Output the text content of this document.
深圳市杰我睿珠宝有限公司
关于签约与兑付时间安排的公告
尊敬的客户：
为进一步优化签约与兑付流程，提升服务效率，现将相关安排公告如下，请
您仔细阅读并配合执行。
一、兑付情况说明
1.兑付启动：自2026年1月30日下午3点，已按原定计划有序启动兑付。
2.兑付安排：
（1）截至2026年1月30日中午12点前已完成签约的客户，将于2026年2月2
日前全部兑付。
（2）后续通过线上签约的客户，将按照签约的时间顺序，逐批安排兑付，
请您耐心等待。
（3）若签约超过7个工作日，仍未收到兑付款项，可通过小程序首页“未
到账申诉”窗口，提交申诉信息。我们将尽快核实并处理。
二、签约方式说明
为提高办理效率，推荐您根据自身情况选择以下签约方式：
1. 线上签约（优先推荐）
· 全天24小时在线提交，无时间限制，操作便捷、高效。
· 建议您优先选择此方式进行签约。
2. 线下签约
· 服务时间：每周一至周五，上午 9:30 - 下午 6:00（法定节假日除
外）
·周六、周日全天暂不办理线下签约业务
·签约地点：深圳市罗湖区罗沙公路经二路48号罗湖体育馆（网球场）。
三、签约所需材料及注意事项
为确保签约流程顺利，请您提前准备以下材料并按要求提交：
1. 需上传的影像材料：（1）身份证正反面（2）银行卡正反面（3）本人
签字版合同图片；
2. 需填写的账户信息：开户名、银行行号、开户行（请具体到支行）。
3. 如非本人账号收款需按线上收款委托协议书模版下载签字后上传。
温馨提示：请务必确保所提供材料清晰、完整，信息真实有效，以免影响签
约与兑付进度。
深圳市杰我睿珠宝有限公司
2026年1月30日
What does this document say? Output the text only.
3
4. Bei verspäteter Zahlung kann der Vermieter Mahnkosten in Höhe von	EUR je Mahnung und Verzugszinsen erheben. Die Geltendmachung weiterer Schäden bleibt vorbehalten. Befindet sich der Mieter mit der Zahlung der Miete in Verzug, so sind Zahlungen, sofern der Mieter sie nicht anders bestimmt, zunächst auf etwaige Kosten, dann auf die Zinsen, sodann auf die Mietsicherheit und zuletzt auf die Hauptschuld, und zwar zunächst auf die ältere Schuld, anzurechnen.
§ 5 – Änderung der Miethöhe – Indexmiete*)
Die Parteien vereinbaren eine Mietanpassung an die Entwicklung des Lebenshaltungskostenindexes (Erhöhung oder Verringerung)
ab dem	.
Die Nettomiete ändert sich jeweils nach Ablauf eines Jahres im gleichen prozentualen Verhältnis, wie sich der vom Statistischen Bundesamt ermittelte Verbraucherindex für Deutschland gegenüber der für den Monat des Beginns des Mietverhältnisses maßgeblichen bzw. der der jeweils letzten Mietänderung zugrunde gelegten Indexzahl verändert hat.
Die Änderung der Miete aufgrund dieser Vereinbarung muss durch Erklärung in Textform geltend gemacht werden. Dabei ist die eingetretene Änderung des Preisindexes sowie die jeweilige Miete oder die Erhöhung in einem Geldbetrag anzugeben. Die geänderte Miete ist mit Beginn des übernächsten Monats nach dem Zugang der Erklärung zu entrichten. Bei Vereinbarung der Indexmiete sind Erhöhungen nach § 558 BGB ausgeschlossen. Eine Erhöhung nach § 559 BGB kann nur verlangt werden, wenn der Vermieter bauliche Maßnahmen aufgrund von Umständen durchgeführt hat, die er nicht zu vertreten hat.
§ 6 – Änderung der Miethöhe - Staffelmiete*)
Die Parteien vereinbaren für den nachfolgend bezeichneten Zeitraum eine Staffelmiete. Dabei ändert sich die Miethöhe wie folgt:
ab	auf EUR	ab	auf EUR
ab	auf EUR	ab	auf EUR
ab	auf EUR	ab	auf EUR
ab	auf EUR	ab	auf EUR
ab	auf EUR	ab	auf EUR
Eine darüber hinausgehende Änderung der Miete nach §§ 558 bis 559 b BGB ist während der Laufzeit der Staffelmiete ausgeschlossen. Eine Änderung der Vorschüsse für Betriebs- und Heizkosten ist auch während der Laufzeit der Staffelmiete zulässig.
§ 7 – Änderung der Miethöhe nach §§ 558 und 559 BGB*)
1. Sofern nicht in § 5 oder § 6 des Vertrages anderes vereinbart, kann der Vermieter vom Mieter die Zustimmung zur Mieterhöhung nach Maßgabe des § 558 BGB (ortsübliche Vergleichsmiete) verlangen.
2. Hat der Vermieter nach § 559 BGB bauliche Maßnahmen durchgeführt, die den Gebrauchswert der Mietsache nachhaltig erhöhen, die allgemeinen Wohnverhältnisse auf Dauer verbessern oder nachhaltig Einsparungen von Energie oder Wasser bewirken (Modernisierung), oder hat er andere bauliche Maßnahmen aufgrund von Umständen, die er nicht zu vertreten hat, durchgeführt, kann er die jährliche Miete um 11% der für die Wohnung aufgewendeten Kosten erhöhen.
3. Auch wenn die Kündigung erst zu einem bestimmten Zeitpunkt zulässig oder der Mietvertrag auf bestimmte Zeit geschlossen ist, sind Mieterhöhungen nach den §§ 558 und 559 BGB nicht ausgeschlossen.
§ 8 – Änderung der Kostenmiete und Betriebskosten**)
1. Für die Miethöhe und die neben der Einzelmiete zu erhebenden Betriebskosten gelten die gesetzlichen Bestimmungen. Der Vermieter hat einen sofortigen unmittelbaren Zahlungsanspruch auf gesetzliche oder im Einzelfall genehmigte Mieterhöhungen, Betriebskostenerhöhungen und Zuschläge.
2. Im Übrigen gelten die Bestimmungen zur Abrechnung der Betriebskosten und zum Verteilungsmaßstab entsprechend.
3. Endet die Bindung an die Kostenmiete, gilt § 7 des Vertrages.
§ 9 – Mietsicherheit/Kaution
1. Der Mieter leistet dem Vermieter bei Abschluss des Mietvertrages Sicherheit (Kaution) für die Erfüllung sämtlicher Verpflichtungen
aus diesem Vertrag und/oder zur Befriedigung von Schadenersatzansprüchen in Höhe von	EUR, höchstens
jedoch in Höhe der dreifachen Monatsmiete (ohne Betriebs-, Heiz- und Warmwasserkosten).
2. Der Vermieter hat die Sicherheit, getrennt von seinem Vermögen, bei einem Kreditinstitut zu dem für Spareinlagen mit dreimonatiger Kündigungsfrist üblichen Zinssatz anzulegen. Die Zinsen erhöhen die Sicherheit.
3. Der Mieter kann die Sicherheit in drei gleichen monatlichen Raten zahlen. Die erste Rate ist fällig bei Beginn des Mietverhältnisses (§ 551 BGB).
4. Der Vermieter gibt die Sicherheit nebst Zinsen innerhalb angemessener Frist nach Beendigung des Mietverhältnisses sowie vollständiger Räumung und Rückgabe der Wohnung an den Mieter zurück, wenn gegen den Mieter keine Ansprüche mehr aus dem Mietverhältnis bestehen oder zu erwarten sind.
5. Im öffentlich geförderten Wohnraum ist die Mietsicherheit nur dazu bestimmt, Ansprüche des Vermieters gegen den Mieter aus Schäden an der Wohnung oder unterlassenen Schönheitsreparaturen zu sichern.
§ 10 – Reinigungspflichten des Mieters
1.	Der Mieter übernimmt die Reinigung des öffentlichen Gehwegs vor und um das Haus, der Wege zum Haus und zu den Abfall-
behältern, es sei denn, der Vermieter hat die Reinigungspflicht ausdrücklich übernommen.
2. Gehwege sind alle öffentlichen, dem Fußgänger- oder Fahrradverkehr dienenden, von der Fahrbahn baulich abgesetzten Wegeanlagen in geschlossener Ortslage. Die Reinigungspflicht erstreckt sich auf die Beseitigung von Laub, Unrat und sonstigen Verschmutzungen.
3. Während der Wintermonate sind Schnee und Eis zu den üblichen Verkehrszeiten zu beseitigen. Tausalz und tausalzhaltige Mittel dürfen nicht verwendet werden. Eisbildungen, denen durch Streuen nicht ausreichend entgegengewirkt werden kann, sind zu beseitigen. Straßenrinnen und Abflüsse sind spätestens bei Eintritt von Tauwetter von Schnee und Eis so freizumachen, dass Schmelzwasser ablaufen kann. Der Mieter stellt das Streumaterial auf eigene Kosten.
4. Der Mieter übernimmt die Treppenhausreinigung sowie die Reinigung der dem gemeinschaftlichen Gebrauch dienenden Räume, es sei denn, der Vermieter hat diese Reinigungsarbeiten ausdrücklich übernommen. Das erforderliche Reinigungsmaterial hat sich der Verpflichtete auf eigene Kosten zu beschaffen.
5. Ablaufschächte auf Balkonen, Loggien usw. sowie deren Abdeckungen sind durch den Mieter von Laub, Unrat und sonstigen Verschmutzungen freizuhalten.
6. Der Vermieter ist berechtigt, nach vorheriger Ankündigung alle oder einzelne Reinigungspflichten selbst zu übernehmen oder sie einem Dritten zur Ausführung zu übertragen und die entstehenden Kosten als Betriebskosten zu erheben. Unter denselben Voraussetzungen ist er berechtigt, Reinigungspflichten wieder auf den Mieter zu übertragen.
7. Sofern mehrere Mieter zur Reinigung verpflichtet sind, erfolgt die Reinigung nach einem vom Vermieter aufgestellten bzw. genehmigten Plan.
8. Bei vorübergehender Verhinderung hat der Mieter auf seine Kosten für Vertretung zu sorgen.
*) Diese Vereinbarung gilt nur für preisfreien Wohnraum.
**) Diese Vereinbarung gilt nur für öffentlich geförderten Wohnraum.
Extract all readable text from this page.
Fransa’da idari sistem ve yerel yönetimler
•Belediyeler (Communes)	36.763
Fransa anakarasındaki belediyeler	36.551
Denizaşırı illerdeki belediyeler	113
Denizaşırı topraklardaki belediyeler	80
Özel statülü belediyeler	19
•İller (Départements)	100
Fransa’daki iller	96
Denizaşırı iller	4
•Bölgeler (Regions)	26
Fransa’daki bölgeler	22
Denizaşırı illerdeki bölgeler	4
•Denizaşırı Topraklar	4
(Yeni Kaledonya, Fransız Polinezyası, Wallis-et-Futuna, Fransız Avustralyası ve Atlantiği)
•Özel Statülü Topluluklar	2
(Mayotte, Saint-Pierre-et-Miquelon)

= = = = = = =

### [Job]
Find all lines holding the string "Parteien" and copy them.

### [Solution for this task]
Die Parteien vereinbaren eine Mietanpassung an die Entwicklung des Lebenshaltungskostenindexes (Erhöhung oder Verringerung)
Die Parteien vereinbaren für den nachfolgend bezeichneten Zeitraum eine Staffelmiete. Dabei ändert sich die Miethöhe wie folgt:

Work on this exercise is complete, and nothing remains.